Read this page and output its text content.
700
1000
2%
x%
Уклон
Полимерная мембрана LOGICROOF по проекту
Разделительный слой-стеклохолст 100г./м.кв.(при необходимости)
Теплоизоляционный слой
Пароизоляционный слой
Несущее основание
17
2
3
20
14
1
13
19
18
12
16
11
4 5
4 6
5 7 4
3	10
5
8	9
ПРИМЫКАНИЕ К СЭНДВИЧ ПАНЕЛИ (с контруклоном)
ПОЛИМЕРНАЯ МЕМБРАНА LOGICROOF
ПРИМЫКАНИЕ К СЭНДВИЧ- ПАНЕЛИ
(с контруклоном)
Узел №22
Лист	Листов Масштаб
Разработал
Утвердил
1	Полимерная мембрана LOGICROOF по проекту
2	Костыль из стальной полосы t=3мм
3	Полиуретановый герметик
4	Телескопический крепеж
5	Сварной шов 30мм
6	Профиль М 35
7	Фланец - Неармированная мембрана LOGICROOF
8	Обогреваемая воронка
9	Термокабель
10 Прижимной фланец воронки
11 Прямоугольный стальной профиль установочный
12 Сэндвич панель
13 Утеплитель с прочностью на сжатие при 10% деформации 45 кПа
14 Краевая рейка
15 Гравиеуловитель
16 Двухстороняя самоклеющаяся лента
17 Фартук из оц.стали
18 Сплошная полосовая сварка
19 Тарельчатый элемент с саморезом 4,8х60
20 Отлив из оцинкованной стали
○ ○ ○ ○
■ **Problem requirements**: Every entry in the listing must be retyped exactly.

■ **The solution**:
Read this page and output its text content.
700
1000
2%
x%
Уклон
Полимерная мембрана LOGICROOF по проекту
Разделительный слой-стеклохолст 100г./м.кв.(при необходимости)
Теплоизоляционный слой
Пароизоляционный слой
Несущее основание
17
2
3
20
14
1
13
19
18
12
16
11
4 5
4 6
5 7 4
3	10
5
8	9
ПРИМЫКАНИЕ К СЭНДВИЧ ПАНЕЛИ (с контруклоном)
ПОЛИМЕРНАЯ МЕМБРАНА LOGICROOF
ПРИМЫКАНИЕ К СЭНДВИЧ- ПАНЕЛИ
(с контруклоном)
Узел №22
Лист	Листов Масштаб
Разработал
Утвердил
1	Полимерная мембрана LOGICROOF по проекту
2	Костыль из стальной полосы t=3мм
3	Полиуретановый герметик
4	Телескопический крепеж
5	Сварной шов 30мм
6	Профиль М 35
7	Фланец - Неармированная мембрана LOGICROOF
8	Обогреваемая воронка
9	Термокабель
10 Прижимной фланец воронки
11 Прямоугольный стальной профиль установочный
12 Сэндвич панель
13 Утеплитель с прочностью на сжатие при 10% деформации 45 кПа
14 Краевая рейка
15 Гравиеуловитель
16 Двухстороняя самоклеющаяся лента
17 Фартук из оц.стали
18 Сплошная полосовая сварка
19 Тарельчатый элемент с саморезом 4,8х60
20 Отлив из оцинкованной стали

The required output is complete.